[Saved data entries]
════

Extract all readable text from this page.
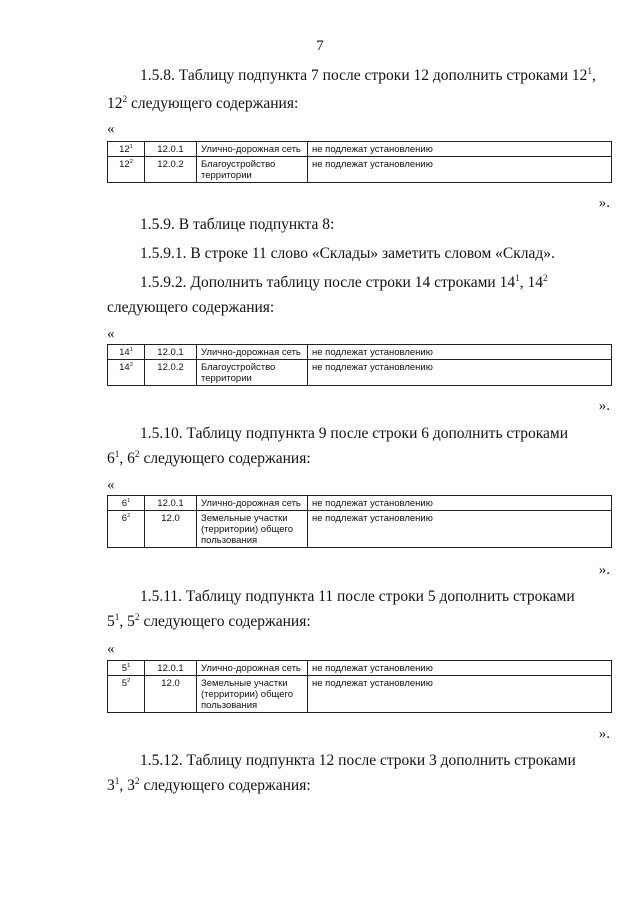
7
1.5.8. Таблицу подпункта 7 после строки 12 дополнить строками $12^1$,
$12^2$ следующего содержания:
«
$12^1$	12.0.1	Улично-дорожная сеть	не подлежат установлению
$12^2$	12.0.2	Благоустройство территории	не подлежат установлению
».
1.5.9. В таблице подпункта 8:
1.5.9.1. В строке 11 слово «Склады» заметить словом «Склад».
1.5.9.2. Дополнить таблицу после строки 14 строками $14^1$, $14^2$
следующего содержания:
«
$14^1$	12.0.1	Улично-дорожная сеть	не подлежат установлению
$14^2$	12.0.2	Благоустройство территории	не подлежат установлению
».
1.5.10. Таблицу подпункта 9 после строки 6 дополнить строками
$6^1$, $6^2$ следующего содержания:
«
$6^1$	12.0.1	Улично-дорожная сеть	не подлежат установлению
$6^2$	12.0	Земельные участки (территории) общего пользования	не подлежат установлению
».
1.5.11. Таблицу подпункта 11 после строки 5 дополнить строками
$5^1$, $5^2$ следующего содержания:
«
$5^1$	12.0.1	Улично-дорожная сеть	не подлежат установлению
$5^2$	12.0	Земельные участки (территории) общего пользования	не подлежат установлению
».
1.5.12. Таблицу подпункта 12 после строки 3 дополнить строками
$3^1$, $3^2$ следующего содержания:
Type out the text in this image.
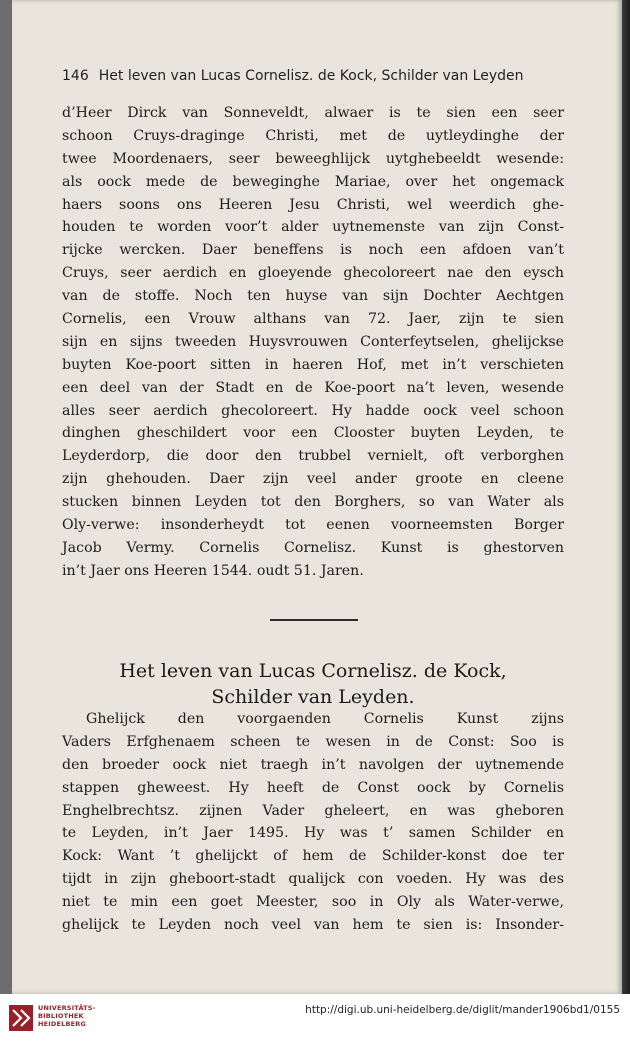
146 Het leven van Lucas Cornelisz. de Kock, Schilder van Leyden
d’Heer Dirck van Sonneveldt, alwaer is te sien een seer
schoon Cruys-draginge Christi, met de uytleydinghe der
twee Moordenaers, seer beweeghlijck uytghebeeldt wesende:
als oock mede de beweginghe Mariae, over het ongemack
haers soons ons Heeren Jesu Christi, wel weerdich ghe-
houden te worden voor’t alder uytnemenste van zijn Const-
rijcke wercken. Daer beneffens is noch een afdoen van’t
Cruys, seer aerdich en gloeyende ghecoloreert nae den eysch
van de stoffe. Noch ten huyse van sijn Dochter Aechtgen
Cornelis, een Vrouw althans van 72. Jaer, zijn te sien
sijn en sijns tweeden Huysvrouwen Conterfeytselen, ghelijckse
buyten Koe-poort sitten in haeren Hof, met in’t verschieten
een deel van der Stadt en de Koe-poort na’t leven, wesende
alles seer aerdich ghecoloreert. Hy hadde oock veel schoon
dinghen gheschildert voor een Clooster buyten Leyden, te
Leyderdorp, die door den trubbel vernielt, oft verborghen
zijn ghehouden. Daer zijn veel ander groote en cleene
stucken binnen Leyden tot den Borghers, so van Water als
Oly-verwe: insonderheydt tot eenen voorneemsten Borger
Jacob Vermy. Cornelis Cornelisz. Kunst is ghestorven
in’t Jaer ons Heeren 1544. oudt 51. Jaren.
Het leven van Lucas Cornelisz. de Kock,
Schilder van Leyden.
Ghelijck den voorgaenden Cornelis Kunst zijns
Vaders Erfghenaem scheen te wesen in de Const: Soo is
den broeder oock niet traegh in’t navolgen der uytnemende
stappen gheweest. Hy heeft de Const oock by Cornelis
Enghelbrechtsz. zijnen Vader gheleert, en was gheboren
te Leyden, in’t Jaer 1495. Hy was t’ samen Schilder en
Kock: Want ’t ghelijckt of hem de Schilder-konst doe ter
tijdt in zijn gheboort-stadt qualijck con voeden. Hy was des
niet te min een goet Meester, soo in Oly als Water-verwe,
ghelijck te Leyden noch veel van hem te sien is: Insonder-
UNIVERSITÄTS-
BIBLIOTHEK
HEIDELBERG
http://digi.ub.uni-heidelberg.de/diglit/mander1906bd1/0155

════

→ **WHAT TO DO**:
Looking at the records above, work out how many lines include the string "Улично". Give the number and nothing else.

→ **WRITTEN SOLUTION**:
4